▶ **Aim of the exercise**
Write out the material exactly, leaving every picture behind.

..........

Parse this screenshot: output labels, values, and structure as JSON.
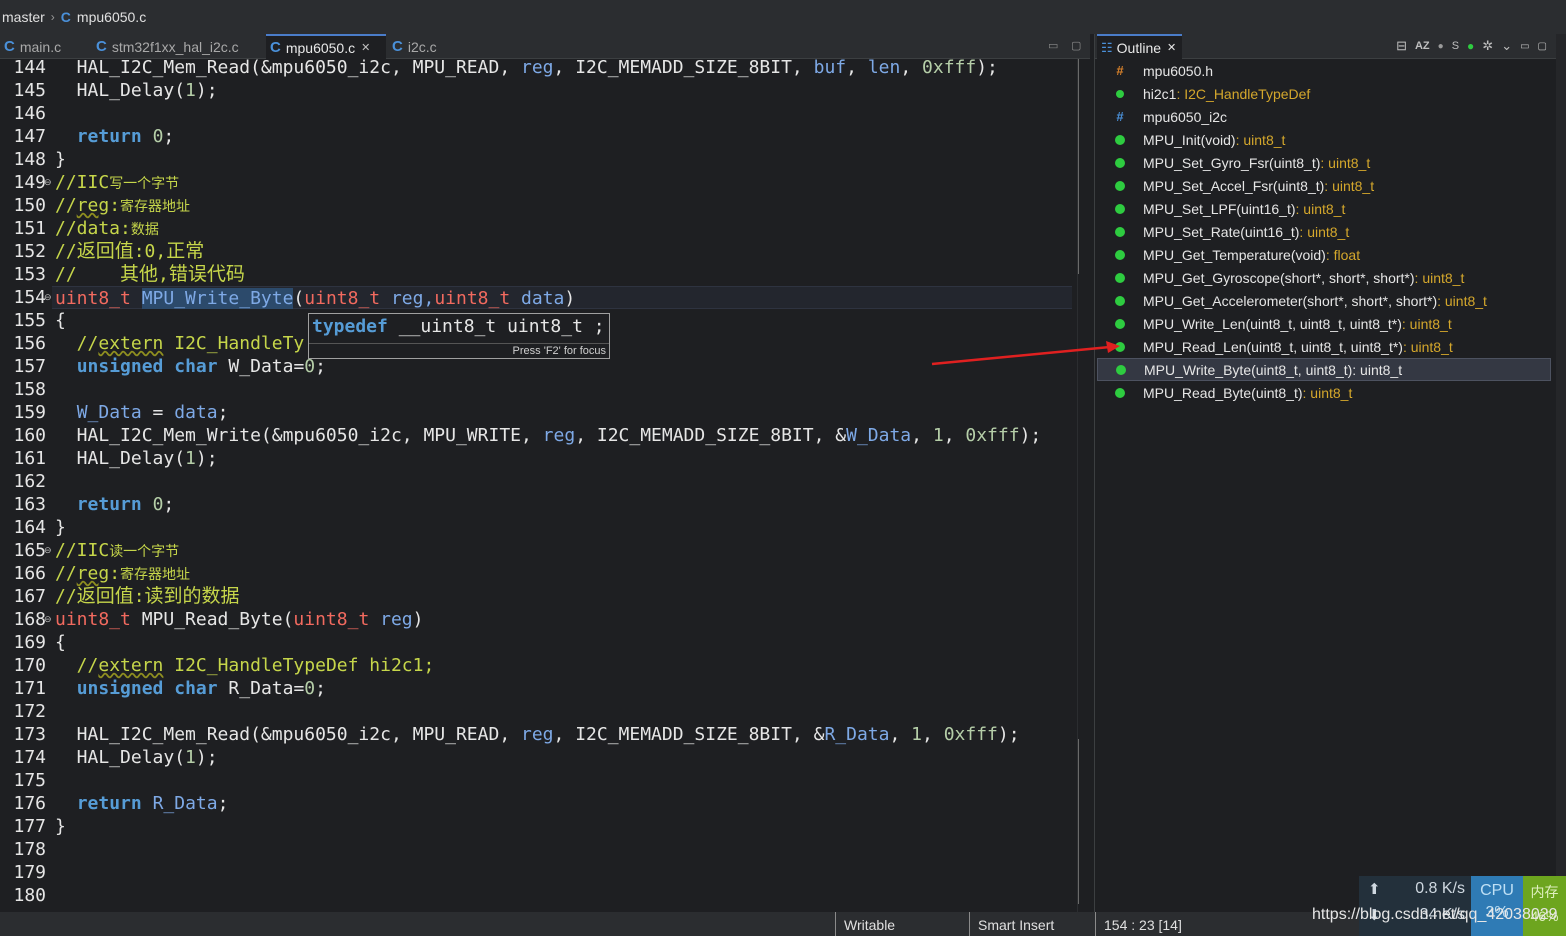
{
  "breadcrumb": {
    "branch": "master",
    "file": "mpu6050.c"
  },
  "editor_tabs": [
    {
      "label": "main.c",
      "active": false
    },
    {
      "label": "stm32f1xx_hal_i2c.c",
      "active": false
    },
    {
      "label": "mpu6050.c",
      "active": true
    },
    {
      "label": "i2c.c",
      "active": false
    }
  ],
  "icons": {
    "c_file": "C",
    "close": "✕",
    "minimize": "▭",
    "maximize": "▢",
    "fold_marker": "⊖"
  },
  "line_numbers": [
    "144",
    "145",
    "146",
    "147",
    "148",
    "149",
    "150",
    "151",
    "152",
    "153",
    "154",
    "155",
    "156",
    "157",
    "158",
    "159",
    "160",
    "161",
    "162",
    "163",
    "164",
    "165",
    "166",
    "167",
    "168",
    "169",
    "170",
    "171",
    "172",
    "173",
    "174",
    "175",
    "176",
    "177",
    "178",
    "179",
    "180"
  ],
  "code": {
    "l144": "  HAL_I2C_Mem_Read(&mpu6050_i2c, MPU_READ, ",
    "l144b": "reg",
    "l144c": ", I2C_MEMADD_SIZE_8BIT, ",
    "l144d": "buf",
    "l144e": ", ",
    "l144f": "len",
    "l144g": ", ",
    "l144h": "0xfff",
    "l144i": ");",
    "l145a": "  HAL_Delay(",
    "l145b": "1",
    "l145c": ");",
    "l147a": "  ",
    "l147b": "return",
    "l147c": " ",
    "l147d": "0",
    "l147e": ";",
    "l148": "}",
    "l149a": "//IIC",
    "l149b": "写一个字节",
    "l150a": "//",
    "l150b": "reg",
    "l150c": ":",
    "l150d": "寄存器地址",
    "l151a": "//data:",
    "l151b": "数据",
    "l152a": "//",
    "l152b": "返回值",
    "l152c": ":0,",
    "l152d": "正常",
    "l153a": "//    ",
    "l153b": "其他",
    "l153c": ",",
    "l153d": "错误代码",
    "l154a": "uint8_t",
    "l154b": " ",
    "l154c": "MPU_Write_Byte",
    "l154d": "(",
    "l154e": "uint8_t",
    "l154f": " reg,",
    "l154g": "uint8_t",
    "l154h": " data",
    "l154i": ")",
    "l155": "{",
    "l156a": "  //",
    "l156b": "extern",
    "l156c": " I2C_HandleTy",
    "l157a": "  ",
    "l157b": "unsigned",
    "l157c": " ",
    "l157d": "char",
    "l157e": " W_Data=",
    "l157f": "0",
    "l157g": ";",
    "l159a": "  ",
    "l159b": "W_Data",
    "l159c": " = ",
    "l159d": "data",
    "l159e": ";",
    "l160a": "  HAL_I2C_Mem_Write(&mpu6050_i2c, MPU_WRITE, ",
    "l160b": "reg",
    "l160c": ", I2C_MEMADD_SIZE_8BIT, &",
    "l160d": "W_Data",
    "l160e": ", ",
    "l160f": "1",
    "l160g": ", ",
    "l160h": "0xfff",
    "l160i": ");",
    "l161a": "  HAL_Delay(",
    "l161b": "1",
    "l161c": ");",
    "l163a": "  ",
    "l163b": "return",
    "l163c": " ",
    "l163d": "0",
    "l163e": ";",
    "l164": "}",
    "l165a": "//IIC",
    "l165b": "读一个字节",
    "l166a": "//",
    "l166b": "reg",
    "l166c": ":",
    "l166d": "寄存器地址",
    "l167a": "//",
    "l167b": "返回值",
    "l167c": ":",
    "l167d": "读到的数据",
    "l168a": "uint8_t",
    "l168b": " MPU_Read_Byte(",
    "l168c": "uint8_t",
    "l168d": " reg",
    "l168e": ")",
    "l169": "{",
    "l170a": "  //",
    "l170b": "extern",
    "l170c": " I2C_HandleTypeDef hi2c1;",
    "l171a": "  ",
    "l171b": "unsigned",
    "l171c": " ",
    "l171d": "char",
    "l171e": " R_Data=",
    "l171f": "0",
    "l171g": ";",
    "l173a": "  HAL_I2C_Mem_Read(&mpu6050_i2c, MPU_READ, ",
    "l173b": "reg",
    "l173c": ", I2C_MEMADD_SIZE_8BIT, &",
    "l173d": "R_Data",
    "l173e": ", ",
    "l173f": "1",
    "l173g": ", ",
    "l173h": "0xfff",
    "l173i": ");",
    "l174a": "  HAL_Delay(",
    "l174b": "1",
    "l174c": ");",
    "l176a": "  ",
    "l176b": "return",
    "l176c": " ",
    "l176d": "R_Data",
    "l176e": ";",
    "l177": "}"
  },
  "tooltip": {
    "a": "typedef",
    "b": " __uint8_t uint8_t ;",
    "footer": "Press 'F2' for focus"
  },
  "outline": {
    "title": "Outline",
    "toolbar": {
      "collapse": "⊟",
      "sort": "AZ",
      "hide_fields": "●",
      "hide_static": "S",
      "hide_nonpublic": "●",
      "settings": "✲",
      "menu": "⌄"
    },
    "items": [
      {
        "name": "mpu6050.h",
        "type": "",
        "icon": "hash-orange"
      },
      {
        "name": "hi2c1",
        "type": " : I2C_HandleTypeDef",
        "icon": "green-dot"
      },
      {
        "name": "mpu6050_i2c",
        "type": "",
        "icon": "hash-blue"
      },
      {
        "name": "MPU_Init(void)",
        "type": " : uint8_t",
        "icon": "green-dot"
      },
      {
        "name": "MPU_Set_Gyro_Fsr(uint8_t)",
        "type": " : uint8_t",
        "icon": "green-dot"
      },
      {
        "name": "MPU_Set_Accel_Fsr(uint8_t)",
        "type": " : uint8_t",
        "icon": "green-dot"
      },
      {
        "name": "MPU_Set_LPF(uint16_t)",
        "type": " : uint8_t",
        "icon": "green-dot"
      },
      {
        "name": "MPU_Set_Rate(uint16_t)",
        "type": " : uint8_t",
        "icon": "green-dot"
      },
      {
        "name": "MPU_Get_Temperature(void)",
        "type": " : float",
        "icon": "green-dot"
      },
      {
        "name": "MPU_Get_Gyroscope(short*, short*, short*)",
        "type": " : uint8_t",
        "icon": "green-dot"
      },
      {
        "name": "MPU_Get_Accelerometer(short*, short*, short*)",
        "type": " : uint8_t",
        "icon": "green-dot"
      },
      {
        "name": "MPU_Write_Len(uint8_t, uint8_t, uint8_t*)",
        "type": " : uint8_t",
        "icon": "green-dot"
      },
      {
        "name": "MPU_Read_Len(uint8_t, uint8_t, uint8_t*)",
        "type": " : uint8_t",
        "icon": "green-dot"
      },
      {
        "name": "MPU_Write_Byte(uint8_t, uint8_t)",
        "type": " : uint8_t",
        "icon": "green-dot",
        "selected": true
      },
      {
        "name": "MPU_Read_Byte(uint8_t)",
        "type": " : uint8_t",
        "icon": "green-dot"
      }
    ]
  },
  "status": {
    "writable": "Writable",
    "insert_mode": "Smart Insert",
    "position": "154 : 23 [14]"
  },
  "network_widget": {
    "up": "0.8 K/s",
    "down": "34 K/s",
    "cpu_label": "CPU",
    "cpu_value": "3%",
    "mem_label": "内存",
    "mem_value": "46%"
  },
  "watermark": "https://blog.csdn.net/qq_42038029",
  "colors": {
    "keyword": "#569cd6",
    "type": "#f26a5f",
    "comment": "#c6d64a",
    "number": "#b5cea8",
    "param": "#7ea9e6",
    "accent": "#4a7cc9",
    "arrow": "#e02020"
  }
}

..........

▶ **Solution to the exercise**
Parse this screenshot: output labels, values, and structure as JSON.
{
  "breadcrumb": {
    "branch": "master",
    "file": "mpu6050.c"
  },
  "editor_tabs": [
    {
      "label": "main.c",
      "active": false
    },
    {
      "label": "stm32f1xx_hal_i2c.c",
      "active": false
    },
    {
      "label": "mpu6050.c",
      "active": true
    },
    {
      "label": "i2c.c",
      "active": false
    }
  ],
  "icons": {
    "c_file": "C",
    "close": "✕",
    "minimize": "▭",
    "maximize": "▢",
    "fold_marker": "⊖"
  },
  "line_numbers": [
    "144",
    "145",
    "146",
    "147",
    "148",
    "149",
    "150",
    "151",
    "152",
    "153",
    "154",
    "155",
    "156",
    "157",
    "158",
    "159",
    "160",
    "161",
    "162",
    "163",
    "164",
    "165",
    "166",
    "167",
    "168",
    "169",
    "170",
    "171",
    "172",
    "173",
    "174",
    "175",
    "176",
    "177",
    "178",
    "179",
    "180"
  ],
  "code": {
    "l144": "  HAL_I2C_Mem_Read(&mpu6050_i2c, MPU_READ, ",
    "l144b": "reg",
    "l144c": ", I2C_MEMADD_SIZE_8BIT, ",
    "l144d": "buf",
    "l144e": ", ",
    "l144f": "len",
    "l144g": ", ",
    "l144h": "0xfff",
    "l144i": ");",
    "l145a": "  HAL_Delay(",
    "l145b": "1",
    "l145c": ");",
    "l147a": "  ",
    "l147b": "return",
    "l147c": " ",
    "l147d": "0",
    "l147e": ";",
    "l148": "}",
    "l149a": "//IIC",
    "l149b": "写一个字节",
    "l150a": "//",
    "l150b": "reg",
    "l150c": ":",
    "l150d": "寄存器地址",
    "l151a": "//data:",
    "l151b": "数据",
    "l152a": "//",
    "l152b": "返回值",
    "l152c": ":0,",
    "l152d": "正常",
    "l153a": "//    ",
    "l153b": "其他",
    "l153c": ",",
    "l153d": "错误代码",
    "l154a": "uint8_t",
    "l154b": " ",
    "l154c": "MPU_Write_Byte",
    "l154d": "(",
    "l154e": "uint8_t",
    "l154f": " reg,",
    "l154g": "uint8_t",
    "l154h": " data",
    "l154i": ")",
    "l155": "{",
    "l156a": "  //",
    "l156b": "extern",
    "l156c": " I2C_HandleTy",
    "l157a": "  ",
    "l157b": "unsigned",
    "l157c": " ",
    "l157d": "char",
    "l157e": " W_Data=",
    "l157f": "0",
    "l157g": ";",
    "l159a": "  ",
    "l159b": "W_Data",
    "l159c": " = ",
    "l159d": "data",
    "l159e": ";",
    "l160a": "  HAL_I2C_Mem_Write(&mpu6050_i2c, MPU_WRITE, ",
    "l160b": "reg",
    "l160c": ", I2C_MEMADD_SIZE_8BIT, &",
    "l160d": "W_Data",
    "l160e": ", ",
    "l160f": "1",
    "l160g": ", ",
    "l160h": "0xfff",
    "l160i": ");",
    "l161a": "  HAL_Delay(",
    "l161b": "1",
    "l161c": ");",
    "l163a": "  ",
    "l163b": "return",
    "l163c": " ",
    "l163d": "0",
    "l163e": ";",
    "l164": "}",
    "l165a": "//IIC",
    "l165b": "读一个字节",
    "l166a": "//",
    "l166b": "reg",
    "l166c": ":",
    "l166d": "寄存器地址",
    "l167a": "//",
    "l167b": "返回值",
    "l167c": ":",
    "l167d": "读到的数据",
    "l168a": "uint8_t",
    "l168b": " MPU_Read_Byte(",
    "l168c": "uint8_t",
    "l168d": " reg",
    "l168e": ")",
    "l169": "{",
    "l170a": "  //",
    "l170b": "extern",
    "l170c": " I2C_HandleTypeDef hi2c1;",
    "l171a": "  ",
    "l171b": "unsigned",
    "l171c": " ",
    "l171d": "char",
    "l171e": " R_Data=",
    "l171f": "0",
    "l171g": ";",
    "l173a": "  HAL_I2C_Mem_Read(&mpu6050_i2c, MPU_READ, ",
    "l173b": "reg",
    "l173c": ", I2C_MEMADD_SIZE_8BIT, &",
    "l173d": "R_Data",
    "l173e": ", ",
    "l173f": "1",
    "l173g": ", ",
    "l173h": "0xfff",
    "l173i": ");",
    "l174a": "  HAL_Delay(",
    "l174b": "1",
    "l174c": ");",
    "l176a": "  ",
    "l176b": "return",
    "l176c": " ",
    "l176d": "R_Data",
    "l176e": ";",
    "l177": "}"
  },
  "tooltip": {
    "a": "typedef",
    "b": " __uint8_t uint8_t ;",
    "footer": "Press 'F2' for focus"
  },
  "outline": {
    "title": "Outline",
    "toolbar": {
      "collapse": "⊟",
      "sort": "AZ",
      "hide_fields": "●",
      "hide_static": "S",
      "hide_nonpublic": "●",
      "settings": "✲",
      "menu": "⌄"
    },
    "items": [
      {
        "name": "mpu6050.h",
        "type": "",
        "icon": "hash-orange"
      },
      {
        "name": "hi2c1",
        "type": " : I2C_HandleTypeDef",
        "icon": "green-dot"
      },
      {
        "name": "mpu6050_i2c",
        "type": "",
        "icon": "hash-blue"
      },
      {
        "name": "MPU_Init(void)",
        "type": " : uint8_t",
        "icon": "green-dot"
      },
      {
        "name": "MPU_Set_Gyro_Fsr(uint8_t)",
        "type": " : uint8_t",
        "icon": "green-dot"
      },
      {
        "name": "MPU_Set_Accel_Fsr(uint8_t)",
        "type": " : uint8_t",
        "icon": "green-dot"
      },
      {
        "name": "MPU_Set_LPF(uint16_t)",
        "type": " : uint8_t",
        "icon": "green-dot"
      },
      {
        "name": "MPU_Set_Rate(uint16_t)",
        "type": " : uint8_t",
        "icon": "green-dot"
      },
      {
        "name": "MPU_Get_Temperature(void)",
        "type": " : float",
        "icon": "green-dot"
      },
      {
        "name": "MPU_Get_Gyroscope(short*, short*, short*)",
        "type": " : uint8_t",
        "icon": "green-dot"
      },
      {
        "name": "MPU_Get_Accelerometer(short*, short*, short*)",
        "type": " : uint8_t",
        "icon": "green-dot"
      },
      {
        "name": "MPU_Write_Len(uint8_t, uint8_t, uint8_t*)",
        "type": " : uint8_t",
        "icon": "green-dot"
      },
      {
        "name": "MPU_Read_Len(uint8_t, uint8_t, uint8_t*)",
        "type": " : uint8_t",
        "icon": "green-dot"
      },
      {
        "name": "MPU_Write_Byte(uint8_t, uint8_t)",
        "type": " : uint8_t",
        "icon": "green-dot",
        "selected": true
      },
      {
        "name": "MPU_Read_Byte(uint8_t)",
        "type": " : uint8_t",
        "icon": "green-dot"
      }
    ]
  },
  "status": {
    "writable": "Writable",
    "insert_mode": "Smart Insert",
    "position": "154 : 23 [14]"
  },
  "network_widget": {
    "up": "0.8 K/s",
    "down": "34 K/s",
    "cpu_label": "CPU",
    "cpu_value": "3%",
    "mem_label": "内存",
    "mem_value": "46%"
  },
  "watermark": "https://blog.csdn.net/qq_42038029",
  "colors": {
    "keyword": "#569cd6",
    "type": "#f26a5f",
    "comment": "#c6d64a",
    "number": "#b5cea8",
    "param": "#7ea9e6",
    "accent": "#4a7cc9",
    "arrow": "#e02020"
  }
}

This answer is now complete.